- [WORKING DATA]:
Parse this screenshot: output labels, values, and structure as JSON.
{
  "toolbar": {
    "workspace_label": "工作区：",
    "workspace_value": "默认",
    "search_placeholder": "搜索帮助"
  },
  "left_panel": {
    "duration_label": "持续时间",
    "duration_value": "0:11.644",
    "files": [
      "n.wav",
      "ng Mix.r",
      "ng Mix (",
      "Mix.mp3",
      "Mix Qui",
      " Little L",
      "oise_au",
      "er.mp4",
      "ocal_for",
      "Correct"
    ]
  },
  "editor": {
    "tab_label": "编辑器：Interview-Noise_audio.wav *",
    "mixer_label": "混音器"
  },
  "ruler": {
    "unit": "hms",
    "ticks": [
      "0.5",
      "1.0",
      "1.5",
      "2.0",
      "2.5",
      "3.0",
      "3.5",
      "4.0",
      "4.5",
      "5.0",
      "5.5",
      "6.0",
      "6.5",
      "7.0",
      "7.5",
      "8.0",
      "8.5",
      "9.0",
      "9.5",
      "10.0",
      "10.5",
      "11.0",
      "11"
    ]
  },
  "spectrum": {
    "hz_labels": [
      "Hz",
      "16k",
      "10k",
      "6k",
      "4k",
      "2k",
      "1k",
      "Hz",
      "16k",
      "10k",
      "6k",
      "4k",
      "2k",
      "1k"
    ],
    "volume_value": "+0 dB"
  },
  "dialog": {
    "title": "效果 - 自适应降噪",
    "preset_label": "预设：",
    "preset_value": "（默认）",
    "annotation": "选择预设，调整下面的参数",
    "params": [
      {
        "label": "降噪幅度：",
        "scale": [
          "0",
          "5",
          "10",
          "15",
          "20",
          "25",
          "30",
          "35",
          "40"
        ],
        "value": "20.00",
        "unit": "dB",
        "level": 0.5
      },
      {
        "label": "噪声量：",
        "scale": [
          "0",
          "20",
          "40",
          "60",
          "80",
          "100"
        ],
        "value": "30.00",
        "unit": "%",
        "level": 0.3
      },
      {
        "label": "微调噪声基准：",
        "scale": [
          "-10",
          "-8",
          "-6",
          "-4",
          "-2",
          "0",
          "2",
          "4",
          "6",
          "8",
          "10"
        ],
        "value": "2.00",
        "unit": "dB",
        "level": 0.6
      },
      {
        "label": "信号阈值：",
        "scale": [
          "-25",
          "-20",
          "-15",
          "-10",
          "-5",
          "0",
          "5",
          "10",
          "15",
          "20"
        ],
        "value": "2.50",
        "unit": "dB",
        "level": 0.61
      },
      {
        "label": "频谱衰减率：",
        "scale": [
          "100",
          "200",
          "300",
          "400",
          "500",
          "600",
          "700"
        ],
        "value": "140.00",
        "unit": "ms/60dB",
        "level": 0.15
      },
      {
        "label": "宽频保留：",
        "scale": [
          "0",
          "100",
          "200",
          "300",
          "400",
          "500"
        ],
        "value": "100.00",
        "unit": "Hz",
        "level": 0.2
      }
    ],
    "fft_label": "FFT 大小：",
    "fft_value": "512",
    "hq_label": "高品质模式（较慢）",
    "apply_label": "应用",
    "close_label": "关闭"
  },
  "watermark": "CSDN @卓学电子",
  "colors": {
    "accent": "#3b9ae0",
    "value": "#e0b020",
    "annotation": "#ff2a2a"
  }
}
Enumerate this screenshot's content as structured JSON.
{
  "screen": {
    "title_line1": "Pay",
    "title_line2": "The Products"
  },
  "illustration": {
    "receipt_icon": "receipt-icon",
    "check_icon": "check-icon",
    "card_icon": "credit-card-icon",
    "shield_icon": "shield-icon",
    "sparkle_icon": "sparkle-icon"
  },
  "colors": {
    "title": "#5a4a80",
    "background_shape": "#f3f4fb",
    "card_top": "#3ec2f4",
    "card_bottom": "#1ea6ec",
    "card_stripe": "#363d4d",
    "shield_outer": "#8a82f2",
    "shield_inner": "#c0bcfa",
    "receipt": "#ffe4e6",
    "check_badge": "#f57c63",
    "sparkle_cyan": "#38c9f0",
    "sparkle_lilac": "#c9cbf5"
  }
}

- [WHAT THE EXERCISE ASKS]: Retype the records that precede this task, keeping them exactly the same.

- [OUTPUT OF THE EXERCISE]:
Parse this screenshot: output labels, values, and structure as JSON.
{
  "toolbar": {
    "workspace_label": "工作区：",
    "workspace_value": "默认",
    "search_placeholder": "搜索帮助"
  },
  "left_panel": {
    "duration_label": "持续时间",
    "duration_value": "0:11.644",
    "files": [
      "n.wav",
      "ng Mix.r",
      "ng Mix (",
      "Mix.mp3",
      "Mix Qui",
      " Little L",
      "oise_au",
      "er.mp4",
      "ocal_for",
      "Correct"
    ]
  },
  "editor": {
    "tab_label": "编辑器：Interview-Noise_audio.wav *",
    "mixer_label": "混音器"
  },
  "ruler": {
    "unit": "hms",
    "ticks": [
      "0.5",
      "1.0",
      "1.5",
      "2.0",
      "2.5",
      "3.0",
      "3.5",
      "4.0",
      "4.5",
      "5.0",
      "5.5",
      "6.0",
      "6.5",
      "7.0",
      "7.5",
      "8.0",
      "8.5",
      "9.0",
      "9.5",
      "10.0",
      "10.5",
      "11.0",
      "11"
    ]
  },
  "spectrum": {
    "hz_labels": [
      "Hz",
      "16k",
      "10k",
      "6k",
      "4k",
      "2k",
      "1k",
      "Hz",
      "16k",
      "10k",
      "6k",
      "4k",
      "2k",
      "1k"
    ],
    "volume_value": "+0 dB"
  },
  "dialog": {
    "title": "效果 - 自适应降噪",
    "preset_label": "预设：",
    "preset_value": "（默认）",
    "annotation": "选择预设，调整下面的参数",
    "params": [
      {
        "label": "降噪幅度：",
        "scale": [
          "0",
          "5",
          "10",
          "15",
          "20",
          "25",
          "30",
          "35",
          "40"
        ],
        "value": "20.00",
        "unit": "dB",
        "level": 0.5
      },
      {
        "label": "噪声量：",
        "scale": [
          "0",
          "20",
          "40",
          "60",
          "80",
          "100"
        ],
        "value": "30.00",
        "unit": "%",
        "level": 0.3
      },
      {
        "label": "微调噪声基准：",
        "scale": [
          "-10",
          "-8",
          "-6",
          "-4",
          "-2",
          "0",
          "2",
          "4",
          "6",
          "8",
          "10"
        ],
        "value": "2.00",
        "unit": "dB",
        "level": 0.6
      },
      {
        "label": "信号阈值：",
        "scale": [
          "-25",
          "-20",
          "-15",
          "-10",
          "-5",
          "0",
          "5",
          "10",
          "15",
          "20"
        ],
        "value": "2.50",
        "unit": "dB",
        "level": 0.61
      },
      {
        "label": "频谱衰减率：",
        "scale": [
          "100",
          "200",
          "300",
          "400",
          "500",
          "600",
          "700"
        ],
        "value": "140.00",
        "unit": "ms/60dB",
        "level": 0.15
      },
      {
        "label": "宽频保留：",
        "scale": [
          "0",
          "100",
          "200",
          "300",
          "400",
          "500"
        ],
        "value": "100.00",
        "unit": "Hz",
        "level": 0.2
      }
    ],
    "fft_label": "FFT 大小：",
    "fft_value": "512",
    "hq_label": "高品质模式（较慢）",
    "apply_label": "应用",
    "close_label": "关闭"
  },
  "watermark": "CSDN @卓学电子",
  "colors": {
    "accent": "#3b9ae0",
    "value": "#e0b020",
    "annotation": "#ff2a2a"
  }
}
Enumerate this screenshot's content as structured JSON.
{
  "screen": {
    "title_line1": "Pay",
    "title_line2": "The Products"
  },
  "illustration": {
    "receipt_icon": "receipt-icon",
    "check_icon": "check-icon",
    "card_icon": "credit-card-icon",
    "shield_icon": "shield-icon",
    "sparkle_icon": "sparkle-icon"
  },
  "colors": {
    "title": "#5a4a80",
    "background_shape": "#f3f4fb",
    "card_top": "#3ec2f4",
    "card_bottom": "#1ea6ec",
    "card_stripe": "#363d4d",
    "shield_outer": "#8a82f2",
    "shield_inner": "#c0bcfa",
    "receipt": "#ffe4e6",
    "check_badge": "#f57c63",
    "sparkle_cyan": "#38c9f0",
    "sparkle_lilac": "#c9cbf5"
  }
}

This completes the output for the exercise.